▸ **Objective**:
Separate out the lines that hold "CLIP".

▸ **Dataset content**:

[START]

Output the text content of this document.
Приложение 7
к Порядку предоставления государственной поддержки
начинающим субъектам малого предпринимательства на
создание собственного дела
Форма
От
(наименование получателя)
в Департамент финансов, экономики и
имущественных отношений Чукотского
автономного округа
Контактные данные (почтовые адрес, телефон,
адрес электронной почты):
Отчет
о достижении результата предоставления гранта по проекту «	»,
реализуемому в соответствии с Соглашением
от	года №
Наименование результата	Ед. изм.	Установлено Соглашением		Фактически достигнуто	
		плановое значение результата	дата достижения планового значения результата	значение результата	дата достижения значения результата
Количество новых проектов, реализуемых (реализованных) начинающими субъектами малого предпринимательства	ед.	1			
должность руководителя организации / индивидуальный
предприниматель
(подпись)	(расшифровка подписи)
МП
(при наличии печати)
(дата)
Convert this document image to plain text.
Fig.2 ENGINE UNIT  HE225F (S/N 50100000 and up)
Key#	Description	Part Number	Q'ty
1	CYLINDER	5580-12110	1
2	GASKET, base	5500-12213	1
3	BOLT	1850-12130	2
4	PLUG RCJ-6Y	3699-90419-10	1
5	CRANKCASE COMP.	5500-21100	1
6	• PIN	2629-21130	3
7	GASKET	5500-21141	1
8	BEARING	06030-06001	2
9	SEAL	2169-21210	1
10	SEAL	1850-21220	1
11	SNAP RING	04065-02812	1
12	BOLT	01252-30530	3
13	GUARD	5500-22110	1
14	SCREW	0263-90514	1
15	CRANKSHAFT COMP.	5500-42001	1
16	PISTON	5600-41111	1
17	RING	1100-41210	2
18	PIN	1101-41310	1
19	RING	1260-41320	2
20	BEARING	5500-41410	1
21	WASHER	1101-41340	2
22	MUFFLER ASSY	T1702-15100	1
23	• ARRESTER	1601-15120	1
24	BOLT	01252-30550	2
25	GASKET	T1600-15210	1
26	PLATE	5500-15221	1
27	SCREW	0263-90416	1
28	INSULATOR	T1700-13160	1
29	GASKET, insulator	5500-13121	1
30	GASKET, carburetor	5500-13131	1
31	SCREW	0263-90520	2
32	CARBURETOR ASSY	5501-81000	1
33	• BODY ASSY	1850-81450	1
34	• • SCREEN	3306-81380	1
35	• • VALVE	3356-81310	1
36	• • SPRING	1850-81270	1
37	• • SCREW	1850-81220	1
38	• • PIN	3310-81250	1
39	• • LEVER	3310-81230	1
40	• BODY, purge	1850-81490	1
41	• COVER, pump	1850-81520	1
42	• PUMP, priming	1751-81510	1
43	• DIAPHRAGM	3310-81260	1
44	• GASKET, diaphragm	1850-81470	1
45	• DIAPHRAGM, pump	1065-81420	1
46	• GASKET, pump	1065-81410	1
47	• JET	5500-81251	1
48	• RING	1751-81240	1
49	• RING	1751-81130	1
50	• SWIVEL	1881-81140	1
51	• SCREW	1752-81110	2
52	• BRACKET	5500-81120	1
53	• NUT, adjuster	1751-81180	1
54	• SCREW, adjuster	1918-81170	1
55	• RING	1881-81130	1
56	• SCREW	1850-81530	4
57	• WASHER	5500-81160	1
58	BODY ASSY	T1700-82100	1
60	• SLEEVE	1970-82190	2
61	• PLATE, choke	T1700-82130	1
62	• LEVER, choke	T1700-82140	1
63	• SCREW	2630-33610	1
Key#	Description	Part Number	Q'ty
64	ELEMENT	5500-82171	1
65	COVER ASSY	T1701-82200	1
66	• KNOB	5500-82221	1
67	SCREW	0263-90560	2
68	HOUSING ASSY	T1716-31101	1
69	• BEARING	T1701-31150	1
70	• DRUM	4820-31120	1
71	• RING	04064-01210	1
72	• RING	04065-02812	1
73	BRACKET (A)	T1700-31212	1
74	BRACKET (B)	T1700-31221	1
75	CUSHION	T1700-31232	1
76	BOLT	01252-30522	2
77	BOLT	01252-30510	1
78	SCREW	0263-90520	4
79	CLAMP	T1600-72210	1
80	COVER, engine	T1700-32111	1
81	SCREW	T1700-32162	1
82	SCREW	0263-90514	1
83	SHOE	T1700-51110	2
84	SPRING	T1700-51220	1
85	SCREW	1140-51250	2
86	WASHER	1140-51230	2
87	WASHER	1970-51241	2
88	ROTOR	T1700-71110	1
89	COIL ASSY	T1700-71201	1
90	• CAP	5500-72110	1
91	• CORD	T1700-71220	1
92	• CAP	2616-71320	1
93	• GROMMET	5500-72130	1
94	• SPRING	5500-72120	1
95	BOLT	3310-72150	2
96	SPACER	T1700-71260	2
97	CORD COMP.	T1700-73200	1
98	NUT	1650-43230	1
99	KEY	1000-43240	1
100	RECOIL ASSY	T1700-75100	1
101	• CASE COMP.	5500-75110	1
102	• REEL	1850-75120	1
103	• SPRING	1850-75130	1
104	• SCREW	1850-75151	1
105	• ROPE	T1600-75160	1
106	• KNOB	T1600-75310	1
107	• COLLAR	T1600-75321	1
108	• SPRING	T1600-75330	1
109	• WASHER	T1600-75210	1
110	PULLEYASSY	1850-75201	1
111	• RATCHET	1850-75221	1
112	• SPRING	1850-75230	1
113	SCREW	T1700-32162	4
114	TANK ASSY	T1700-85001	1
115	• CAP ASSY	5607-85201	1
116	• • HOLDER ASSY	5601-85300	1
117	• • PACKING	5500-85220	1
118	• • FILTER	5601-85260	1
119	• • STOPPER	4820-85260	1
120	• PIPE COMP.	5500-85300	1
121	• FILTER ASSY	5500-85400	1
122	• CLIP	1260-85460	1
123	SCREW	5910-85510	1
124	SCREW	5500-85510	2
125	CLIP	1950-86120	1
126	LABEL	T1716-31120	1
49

[END]

▸ **Complete response**:
122	• CLIP	1260-85460	1
125	CLIP	1950-86120	1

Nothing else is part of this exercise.